Collected data:
------------------------------------------------

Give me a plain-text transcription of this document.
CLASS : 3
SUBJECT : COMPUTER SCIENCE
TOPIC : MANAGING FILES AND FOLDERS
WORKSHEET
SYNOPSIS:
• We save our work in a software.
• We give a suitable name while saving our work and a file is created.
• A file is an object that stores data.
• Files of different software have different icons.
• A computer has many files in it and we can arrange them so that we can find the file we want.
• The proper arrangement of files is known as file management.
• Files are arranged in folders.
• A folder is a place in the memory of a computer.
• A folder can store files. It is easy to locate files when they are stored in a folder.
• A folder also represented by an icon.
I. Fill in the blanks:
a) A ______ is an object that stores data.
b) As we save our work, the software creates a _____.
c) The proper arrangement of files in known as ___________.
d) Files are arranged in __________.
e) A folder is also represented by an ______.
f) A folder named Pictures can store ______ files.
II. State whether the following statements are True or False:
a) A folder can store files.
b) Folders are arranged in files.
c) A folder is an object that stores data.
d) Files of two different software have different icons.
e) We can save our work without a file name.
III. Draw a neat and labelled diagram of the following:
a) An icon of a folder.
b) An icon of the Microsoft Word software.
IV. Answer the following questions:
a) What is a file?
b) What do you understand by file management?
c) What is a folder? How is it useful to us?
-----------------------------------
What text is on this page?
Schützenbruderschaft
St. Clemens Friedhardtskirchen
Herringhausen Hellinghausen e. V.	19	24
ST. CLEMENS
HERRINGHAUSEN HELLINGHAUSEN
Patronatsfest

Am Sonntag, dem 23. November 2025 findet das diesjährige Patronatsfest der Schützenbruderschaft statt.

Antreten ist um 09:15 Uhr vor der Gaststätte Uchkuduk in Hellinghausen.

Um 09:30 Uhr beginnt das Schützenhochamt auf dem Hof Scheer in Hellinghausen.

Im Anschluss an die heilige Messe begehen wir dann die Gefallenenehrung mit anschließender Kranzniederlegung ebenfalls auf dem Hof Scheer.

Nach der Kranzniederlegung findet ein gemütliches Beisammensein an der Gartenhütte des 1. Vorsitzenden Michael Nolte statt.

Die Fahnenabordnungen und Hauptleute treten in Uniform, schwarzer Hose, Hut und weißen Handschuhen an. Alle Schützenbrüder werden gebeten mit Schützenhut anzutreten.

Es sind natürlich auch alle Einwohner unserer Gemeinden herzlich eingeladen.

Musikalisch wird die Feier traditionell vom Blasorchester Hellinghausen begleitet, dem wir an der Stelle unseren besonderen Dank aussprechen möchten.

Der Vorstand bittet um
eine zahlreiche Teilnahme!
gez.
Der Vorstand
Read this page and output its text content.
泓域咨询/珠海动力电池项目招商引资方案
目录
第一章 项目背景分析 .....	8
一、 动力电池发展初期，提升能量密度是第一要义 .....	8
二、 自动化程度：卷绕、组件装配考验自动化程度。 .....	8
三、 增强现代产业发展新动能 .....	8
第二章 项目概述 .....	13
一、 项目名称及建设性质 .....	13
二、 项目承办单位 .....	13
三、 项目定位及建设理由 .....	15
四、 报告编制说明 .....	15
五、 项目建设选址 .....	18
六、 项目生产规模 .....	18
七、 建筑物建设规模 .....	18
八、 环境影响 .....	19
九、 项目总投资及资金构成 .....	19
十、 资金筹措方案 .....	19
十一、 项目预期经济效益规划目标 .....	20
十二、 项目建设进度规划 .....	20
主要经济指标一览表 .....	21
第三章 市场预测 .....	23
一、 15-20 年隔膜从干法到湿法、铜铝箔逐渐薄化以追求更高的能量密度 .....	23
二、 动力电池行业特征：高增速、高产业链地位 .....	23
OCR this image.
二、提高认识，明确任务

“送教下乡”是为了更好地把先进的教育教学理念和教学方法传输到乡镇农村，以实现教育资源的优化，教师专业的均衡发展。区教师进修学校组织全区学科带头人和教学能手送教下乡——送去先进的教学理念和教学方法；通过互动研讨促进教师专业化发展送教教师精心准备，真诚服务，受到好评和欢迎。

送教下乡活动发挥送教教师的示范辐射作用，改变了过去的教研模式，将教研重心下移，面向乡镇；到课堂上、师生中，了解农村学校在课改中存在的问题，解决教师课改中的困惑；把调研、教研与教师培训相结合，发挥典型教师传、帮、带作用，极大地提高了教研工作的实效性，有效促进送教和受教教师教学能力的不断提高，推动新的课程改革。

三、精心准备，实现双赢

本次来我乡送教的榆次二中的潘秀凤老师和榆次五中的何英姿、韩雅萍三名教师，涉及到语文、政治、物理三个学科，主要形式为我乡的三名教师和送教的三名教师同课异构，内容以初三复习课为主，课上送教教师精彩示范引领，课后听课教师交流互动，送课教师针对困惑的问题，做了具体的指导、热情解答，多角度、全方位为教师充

------------------------------------------------

- PROBLEM DETAILS: Pull out every line holding "icons" from the records above, and copy it.

- IN RESPONSE:
• Files of different software have different icons.
d) Files of two different software have different icons.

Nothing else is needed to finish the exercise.